## [ZIEL DER AUFGABE]
Aktualisiere die Zeilen von der Zeile mit „about-line: vancouver, we“ bis einschließlich der Zeile mit „about-line: Attendees leave“, indem du „Phone“ durch „Telefon“ ersetzt. Gib nur diese Zeilen wieder und lass alles andere unverändert.

## [GEGEBENE DATEN]
►

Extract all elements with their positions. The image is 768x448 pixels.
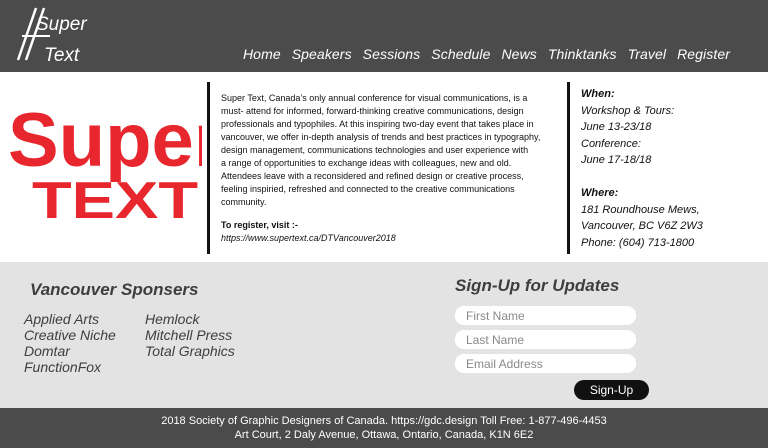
about-line: vancouver, we offer in-depth analysis of… (221, 132, 541, 142)
nav-register[interactable]: Register (677, 46, 730, 62)
when-line: June 13-23/18 (581, 121, 652, 134)
sponsor-item[interactable]: FunctionFox (24, 359, 116, 375)
signup-button[interactable]: Sign-Up (574, 380, 649, 400)
register-link[interactable]: https://www.supertext.ca/DTVancouver2018 (221, 232, 566, 245)
where-line: Phone: (604) 713-1800 (581, 236, 695, 249)
about-line: Attendees leave with a reconsidered and … (221, 171, 524, 181)
nav-thinktanks[interactable]: Thinktanks (548, 46, 617, 62)
divider-left (207, 82, 210, 254)
footer-line2: Art Court, 2 Daly Avenue, Ottawa, Ontari… (234, 429, 534, 441)
where-heading: Where: (581, 186, 619, 199)
supertext-big-logo: Super TEXT (8, 98, 202, 230)
nav-home[interactable]: Home (243, 46, 281, 62)
sponsors-list-2: Hemlock Mitchell Press Total Graphics (145, 311, 235, 359)
signup-title: Sign-Up for Updates (455, 276, 620, 295)
about-line: community. (221, 197, 267, 207)
divider-right (567, 82, 570, 254)
sponsor-item[interactable]: Hemlock (145, 311, 235, 327)
when-heading: When: (581, 88, 615, 100)
where-line: 181 Roundhouse Mews, (581, 203, 700, 216)
last-name-field[interactable] (455, 330, 636, 349)
nav-speakers[interactable]: Speakers (292, 46, 352, 62)
when-line: June 17-18/18 (581, 154, 652, 167)
big-logo-text: TEXT (32, 172, 198, 230)
big-logo-s: Super (8, 98, 202, 183)
about-line: design management, communications techno… (221, 145, 529, 155)
event-details: When: Workshop & Tours: June 13-23/18 Co… (581, 86, 703, 251)
sponsor-item[interactable]: Domtar (24, 343, 116, 359)
nav-sessions[interactable]: Sessions (363, 46, 421, 62)
first-name-field[interactable] (455, 306, 636, 325)
sponsors-list-1: Applied Arts Creative Niche Domtar Funct… (24, 311, 116, 375)
main-nav: Home Speakers Sessions Schedule News Thi… (243, 46, 730, 62)
sponsor-item[interactable]: Total Graphics (145, 343, 235, 359)
site-footer: 2018 Society of Graphic Designers of Can… (0, 408, 768, 448)
site-header: Super Text Home Speakers Sessions Schedu… (0, 0, 768, 72)
when-line: Conference: (581, 137, 641, 150)
sponsor-item[interactable]: Mitchell Press (145, 327, 235, 343)
about-line: professionals and typophiles. At this in… (221, 119, 534, 129)
logo-text-line1: Super (36, 14, 87, 35)
sponsor-item[interactable]: Creative Niche (24, 327, 116, 343)
about-text: Super Text, Canada’s only annual confere… (221, 92, 566, 245)
nav-news[interactable]: News (501, 46, 536, 62)
register-label: To register, visit :- (221, 220, 298, 230)
logo-text-line2: Text (44, 45, 80, 66)
email-field[interactable] (455, 354, 636, 373)
where-line: Vancouver, BC V6Z 2W3 (581, 220, 703, 233)
sponsors-title: Vancouver Sponsers (30, 280, 199, 299)
sponsor-item[interactable]: Applied Arts (24, 311, 116, 327)
when-line: Workshop & Tours: (581, 104, 675, 117)
nav-travel[interactable]: Travel (628, 46, 666, 62)
about-line: Super Text, Canada’s only annual confere… (221, 93, 528, 103)
nav-schedule[interactable]: Schedule (431, 46, 490, 62)
about-line: must- attend for informed, forward-think… (221, 106, 524, 116)
about-line: feeling inspiried, refreshed and connect… (221, 184, 515, 194)
footer-line1: 2018 Society of Graphic Designers of Can… (161, 415, 607, 427)
about-line: a range of opportunities to exchange ide… (221, 158, 512, 168)
site-logo[interactable]: Super Text (14, 6, 87, 68)
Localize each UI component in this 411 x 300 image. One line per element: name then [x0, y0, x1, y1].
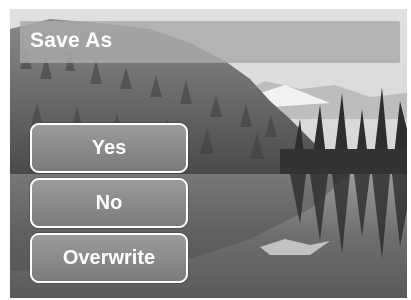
- overwrite-button[interactable]: Overwrite: [30, 233, 188, 283]
- camera-screen: Save As Yes No Overwrite: [10, 9, 407, 298]
- dialog-title: Save As: [30, 29, 113, 52]
- yes-button[interactable]: Yes: [30, 123, 188, 173]
- dialog-title-bar: Save As: [20, 21, 400, 63]
- no-button[interactable]: No: [30, 178, 188, 228]
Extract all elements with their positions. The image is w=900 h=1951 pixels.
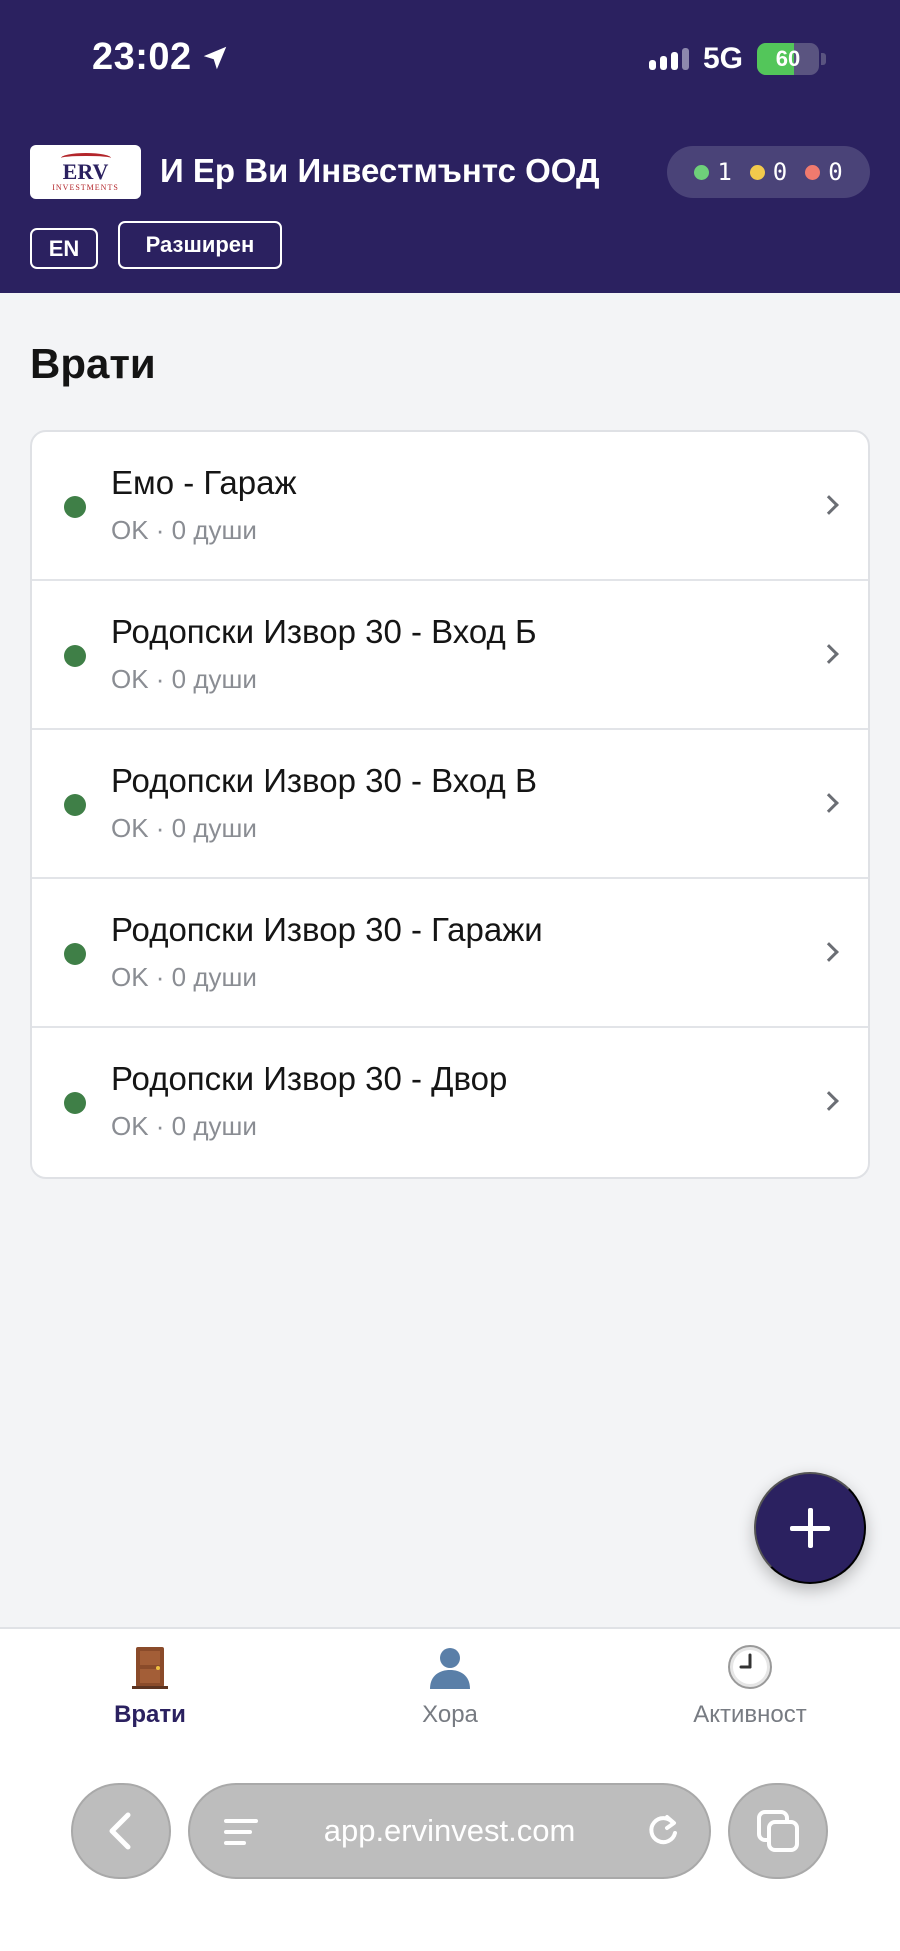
- add-door-button[interactable]: [754, 1472, 866, 1584]
- page-title: Врати: [30, 340, 156, 387]
- door-status: OK · 0 души: [111, 664, 257, 694]
- chevron-right-icon: [819, 793, 839, 813]
- door-name: Родопски Извор 30 - Вход Б: [111, 613, 537, 650]
- battery-level: 60: [775, 46, 801, 71]
- chevron-right-icon: [819, 1091, 839, 1111]
- door-status: OK · 0 души: [111, 1111, 257, 1141]
- logo-subtext: INVESTMENTS: [52, 182, 119, 192]
- status-dot-icon: [64, 794, 86, 816]
- door-name: Родопски Извор 30 - Гаражи: [111, 911, 543, 948]
- door-row[interactable]: Родопски Извор 30 - Гаражи OK · 0 души: [32, 879, 868, 1028]
- chevron-left-icon: [109, 1812, 131, 1850]
- tabs-icon: [757, 1810, 799, 1852]
- counter-error: 0: [805, 158, 843, 186]
- browser-tabs-button[interactable]: [728, 1783, 828, 1879]
- browser-address-bar[interactable]: app.ervinvest.com: [188, 1783, 711, 1879]
- page-menu-icon[interactable]: [224, 1819, 258, 1852]
- door-status: OK · 0 души: [111, 515, 257, 545]
- battery-tip: [821, 53, 826, 65]
- door-name: Емо - Гараж: [111, 464, 297, 501]
- cellular-signal-icon: [648, 48, 689, 70]
- counter-warning-value: 0: [772, 158, 788, 186]
- plus-icon-vertical: [807, 1508, 813, 1548]
- counter-ok: 1: [694, 158, 732, 186]
- door-status: OK · 0 души: [111, 813, 257, 843]
- company-logo: ERV INVESTMENTS: [30, 145, 141, 199]
- nav-item-people[interactable]: Хора: [350, 1643, 550, 1729]
- network-type: 5G: [702, 42, 743, 75]
- door-row[interactable]: Родопски Извор 30 - Вход Б OK · 0 души: [32, 581, 868, 730]
- nav-label-doors: Врати: [114, 1701, 186, 1728]
- counter-error-value: 0: [828, 158, 843, 186]
- status-time-text: 23:02: [92, 36, 192, 78]
- door-row[interactable]: Емо - Гараж OK · 0 души: [32, 432, 868, 581]
- status-counters: 1 0 0: [667, 146, 870, 198]
- door-row[interactable]: Родопски Извор 30 - Вход В OK · 0 души: [32, 730, 868, 879]
- ok-dot-icon: [694, 164, 710, 180]
- location-arrow-icon: [203, 46, 226, 69]
- status-dot-icon: [64, 645, 86, 667]
- door-row[interactable]: Родопски Извор 30 - Двор OK · 0 души: [32, 1028, 868, 1177]
- status-time: 23:02: [92, 36, 230, 79]
- status-dot-icon: [64, 496, 86, 518]
- browser-back-button[interactable]: [71, 1783, 171, 1879]
- error-dot-icon: [805, 164, 821, 180]
- status-indicators: 5G 60: [648, 42, 826, 76]
- mode-button[interactable]: Разширен: [118, 221, 282, 269]
- status-dot-icon: [64, 943, 86, 965]
- nav-label-activity: Активност: [693, 1701, 807, 1728]
- browser-url-text: app.ervinvest.com: [323, 1813, 576, 1848]
- nav-item-doors[interactable]: Врати: [50, 1643, 250, 1729]
- language-button[interactable]: EN: [30, 228, 98, 269]
- chevron-right-icon: [819, 495, 839, 515]
- door-list: Емо - Гараж OK · 0 души Родопски Извор 3…: [30, 430, 870, 1179]
- counter-warning: 0: [749, 158, 788, 186]
- warning-dot-icon: [749, 164, 765, 180]
- reload-icon[interactable]: [643, 1811, 683, 1851]
- logo-text: ERV: [62, 158, 109, 184]
- status-dot-icon: [64, 1092, 86, 1114]
- battery-icon: 60: [757, 43, 819, 75]
- chevron-right-icon: [819, 644, 839, 664]
- nav-label-people: Хора: [422, 1701, 478, 1728]
- door-name: Родопски Извор 30 - Вход В: [111, 762, 537, 799]
- door-icon: [132, 1647, 168, 1689]
- app-header: 23:02 5G 60 ERV INVESTMENTS И Ер Ви Инве…: [0, 0, 900, 293]
- company-name: И Ер Ви Инвестмънтс ООД: [160, 152, 600, 189]
- counter-ok-value: 1: [717, 158, 732, 186]
- clock-icon: [728, 1645, 772, 1689]
- door-name: Родопски Извор 30 - Двор: [111, 1060, 508, 1097]
- nav-item-activity[interactable]: Активност: [650, 1643, 850, 1729]
- person-icon: [430, 1648, 470, 1689]
- chevron-right-icon: [819, 942, 839, 962]
- door-status: OK · 0 души: [111, 962, 257, 992]
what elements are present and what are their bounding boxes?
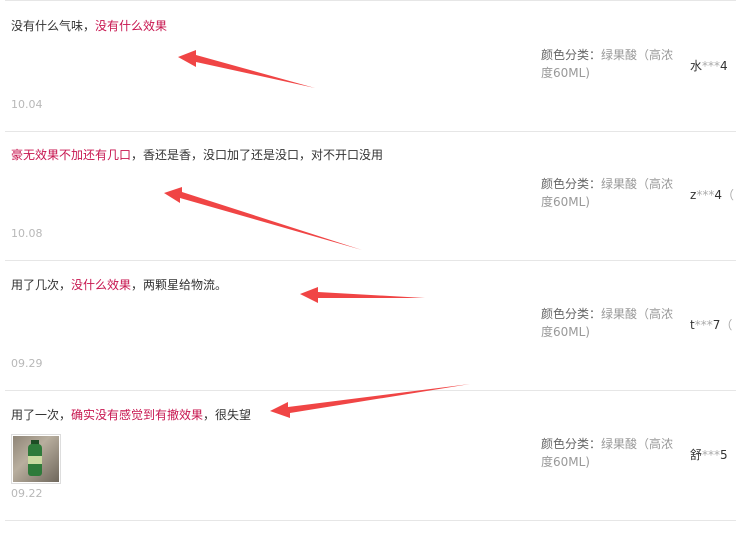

◄

## [ANTWORT ZUR AUFGABE]
about-line: vancouver, we offer in-depth analysis of… (221, 132, 541, 142)
nav-register[interactable]: Register (677, 46, 730, 62)
when-line: June 13-23/18 (581, 121, 652, 134)
sponsor-item[interactable]: FunctionFox (24, 359, 116, 375)
signup-button[interactable]: Sign-Up (574, 380, 649, 400)
register-link[interactable]: https://www.supertext.ca/DTVancouver2018 (221, 232, 566, 245)
where-line: Telefon: (604) 713-1800 (581, 236, 695, 249)
about-line: Attendees leave with a reconsidered and … (221, 171, 524, 181)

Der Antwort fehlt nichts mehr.